Dataset records -

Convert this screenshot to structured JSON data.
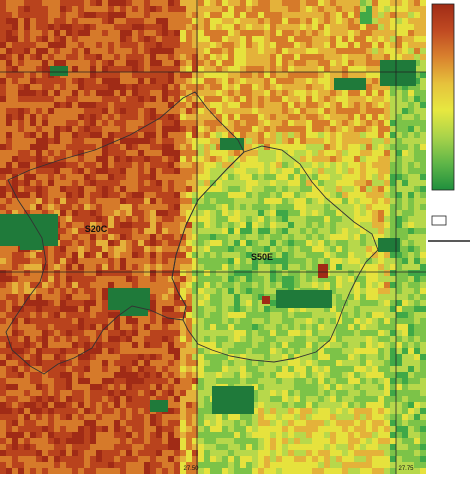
{
  "map": {
    "regions": [
      {
        "label": "S20C"
      },
      {
        "label": "S50E"
      }
    ],
    "grid_labels": {
      "lon_1": "27.50",
      "lon_2": "27.75"
    },
    "colors": {
      "dark_red": "#a02b16",
      "red_brown": "#b9431d",
      "orange": "#d67a2a",
      "yellow_orange": "#e4b23a",
      "yellow": "#e6e23d",
      "yellow_green": "#b7d84b",
      "light_green": "#7cc348",
      "green": "#3fa847",
      "dark_green": "#1f7a3a",
      "boundary": "#333333",
      "gridline": "#222222"
    }
  },
  "colorbar": {
    "colors": [
      "#a02b16",
      "#c04a22",
      "#d9822e",
      "#e6c23c",
      "#e7e840",
      "#a9d34a",
      "#5fb648",
      "#1f8f3d"
    ]
  }
}
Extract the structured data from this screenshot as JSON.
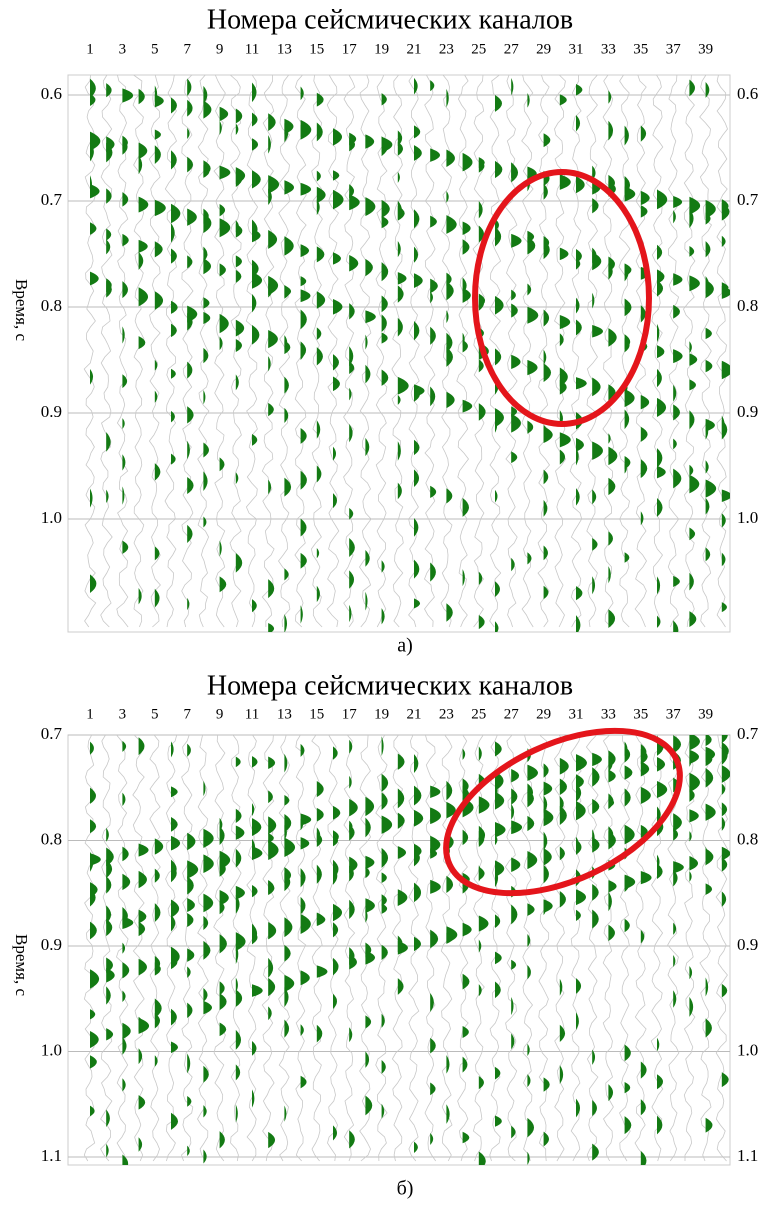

Objective - Repeat the records above exactly, omitting every picture.

Final result -
Convert this screenshot to structured JSON data.
{
  "map": {
    "regions": [
      {
        "label": "S20C"
      },
      {
        "label": "S50E"
      }
    ],
    "grid_labels": {
      "lon_1": "27.50",
      "lon_2": "27.75"
    },
    "colors": {
      "dark_red": "#a02b16",
      "red_brown": "#b9431d",
      "orange": "#d67a2a",
      "yellow_orange": "#e4b23a",
      "yellow": "#e6e23d",
      "yellow_green": "#b7d84b",
      "light_green": "#7cc348",
      "green": "#3fa847",
      "dark_green": "#1f7a3a",
      "boundary": "#333333",
      "gridline": "#222222"
    }
  },
  "colorbar": {
    "colors": [
      "#a02b16",
      "#c04a22",
      "#d9822e",
      "#e6c23c",
      "#e7e840",
      "#a9d34a",
      "#5fb648",
      "#1f8f3d"
    ]
  }
}
Extract the structured data from this screenshot as JSON.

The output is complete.